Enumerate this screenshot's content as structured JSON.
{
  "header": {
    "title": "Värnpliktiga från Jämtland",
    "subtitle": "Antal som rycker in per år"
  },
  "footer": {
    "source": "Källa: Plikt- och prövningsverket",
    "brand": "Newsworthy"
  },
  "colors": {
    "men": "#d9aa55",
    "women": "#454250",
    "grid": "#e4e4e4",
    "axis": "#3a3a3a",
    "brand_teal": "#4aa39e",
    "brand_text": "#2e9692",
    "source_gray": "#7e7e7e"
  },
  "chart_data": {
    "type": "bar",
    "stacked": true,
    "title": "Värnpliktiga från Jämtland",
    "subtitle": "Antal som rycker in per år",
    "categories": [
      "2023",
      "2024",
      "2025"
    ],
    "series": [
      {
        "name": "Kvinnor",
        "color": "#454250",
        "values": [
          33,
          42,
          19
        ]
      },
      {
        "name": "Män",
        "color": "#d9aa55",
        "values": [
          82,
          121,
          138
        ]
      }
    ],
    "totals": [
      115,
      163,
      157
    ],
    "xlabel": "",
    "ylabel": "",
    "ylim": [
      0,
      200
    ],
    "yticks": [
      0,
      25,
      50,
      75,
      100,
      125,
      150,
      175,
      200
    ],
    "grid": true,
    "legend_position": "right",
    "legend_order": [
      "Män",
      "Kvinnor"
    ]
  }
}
_ _ _ _
▸ **WRITTEN PROBLEM**
Copy every record above exactly as it appears.

▸ **EXERCISE ANSWER**
Enumerate this screenshot's content as structured JSON.
{
  "header": {
    "title": "Värnpliktiga från Jämtland",
    "subtitle": "Antal som rycker in per år"
  },
  "footer": {
    "source": "Källa: Plikt- och prövningsverket",
    "brand": "Newsworthy"
  },
  "colors": {
    "men": "#d9aa55",
    "women": "#454250",
    "grid": "#e4e4e4",
    "axis": "#3a3a3a",
    "brand_teal": "#4aa39e",
    "brand_text": "#2e9692",
    "source_gray": "#7e7e7e"
  },
  "chart_data": {
    "type": "bar",
    "stacked": true,
    "title": "Värnpliktiga från Jämtland",
    "subtitle": "Antal som rycker in per år",
    "categories": [
      "2023",
      "2024",
      "2025"
    ],
    "series": [
      {
        "name": "Kvinnor",
        "color": "#454250",
        "values": [
          33,
          42,
          19
        ]
      },
      {
        "name": "Män",
        "color": "#d9aa55",
        "values": [
          82,
          121,
          138
        ]
      }
    ],
    "totals": [
      115,
      163,
      157
    ],
    "xlabel": "",
    "ylabel": "",
    "ylim": [
      0,
      200
    ],
    "yticks": [
      0,
      25,
      50,
      75,
      100,
      125,
      150,
      175,
      200
    ],
    "grid": true,
    "legend_position": "right",
    "legend_order": [
      "Män",
      "Kvinnor"
    ]
  }
}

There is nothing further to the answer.